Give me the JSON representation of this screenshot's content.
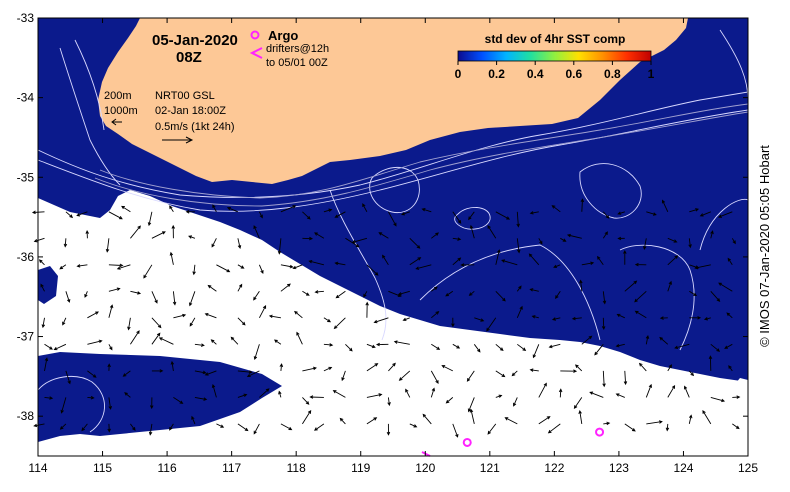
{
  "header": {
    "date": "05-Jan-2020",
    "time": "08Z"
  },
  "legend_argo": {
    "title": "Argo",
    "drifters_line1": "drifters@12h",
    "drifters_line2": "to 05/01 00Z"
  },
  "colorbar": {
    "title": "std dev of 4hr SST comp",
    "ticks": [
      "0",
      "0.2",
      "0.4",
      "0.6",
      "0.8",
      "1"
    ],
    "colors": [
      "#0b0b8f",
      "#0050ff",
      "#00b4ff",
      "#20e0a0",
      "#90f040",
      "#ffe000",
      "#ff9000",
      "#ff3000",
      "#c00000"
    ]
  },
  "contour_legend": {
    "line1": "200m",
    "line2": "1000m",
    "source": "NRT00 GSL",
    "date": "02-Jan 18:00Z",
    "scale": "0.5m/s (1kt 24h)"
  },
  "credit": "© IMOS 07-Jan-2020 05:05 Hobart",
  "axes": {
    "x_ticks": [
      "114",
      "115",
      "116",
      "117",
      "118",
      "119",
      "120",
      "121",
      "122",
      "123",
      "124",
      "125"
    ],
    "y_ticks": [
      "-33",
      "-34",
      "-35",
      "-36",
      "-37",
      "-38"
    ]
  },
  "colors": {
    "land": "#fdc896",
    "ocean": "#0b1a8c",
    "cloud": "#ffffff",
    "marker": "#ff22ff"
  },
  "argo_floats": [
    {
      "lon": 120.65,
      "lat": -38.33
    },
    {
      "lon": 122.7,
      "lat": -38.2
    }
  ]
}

--

• _Requirement_
Repeat all of the entries word for word, but omit the pictures.

• _Result for this exercise_
Give me the JSON representation of this screenshot's content.
{
  "header": {
    "date": "05-Jan-2020",
    "time": "08Z"
  },
  "legend_argo": {
    "title": "Argo",
    "drifters_line1": "drifters@12h",
    "drifters_line2": "to 05/01 00Z"
  },
  "colorbar": {
    "title": "std dev of 4hr SST comp",
    "ticks": [
      "0",
      "0.2",
      "0.4",
      "0.6",
      "0.8",
      "1"
    ],
    "colors": [
      "#0b0b8f",
      "#0050ff",
      "#00b4ff",
      "#20e0a0",
      "#90f040",
      "#ffe000",
      "#ff9000",
      "#ff3000",
      "#c00000"
    ]
  },
  "contour_legend": {
    "line1": "200m",
    "line2": "1000m",
    "source": "NRT00 GSL",
    "date": "02-Jan 18:00Z",
    "scale": "0.5m/s (1kt 24h)"
  },
  "credit": "© IMOS 07-Jan-2020 05:05 Hobart",
  "axes": {
    "x_ticks": [
      "114",
      "115",
      "116",
      "117",
      "118",
      "119",
      "120",
      "121",
      "122",
      "123",
      "124",
      "125"
    ],
    "y_ticks": [
      "-33",
      "-34",
      "-35",
      "-36",
      "-37",
      "-38"
    ]
  },
  "colors": {
    "land": "#fdc896",
    "ocean": "#0b1a8c",
    "cloud": "#ffffff",
    "marker": "#ff22ff"
  },
  "argo_floats": [
    {
      "lon": 120.65,
      "lat": -38.33
    },
    {
      "lon": 122.7,
      "lat": -38.2
    }
  ]
}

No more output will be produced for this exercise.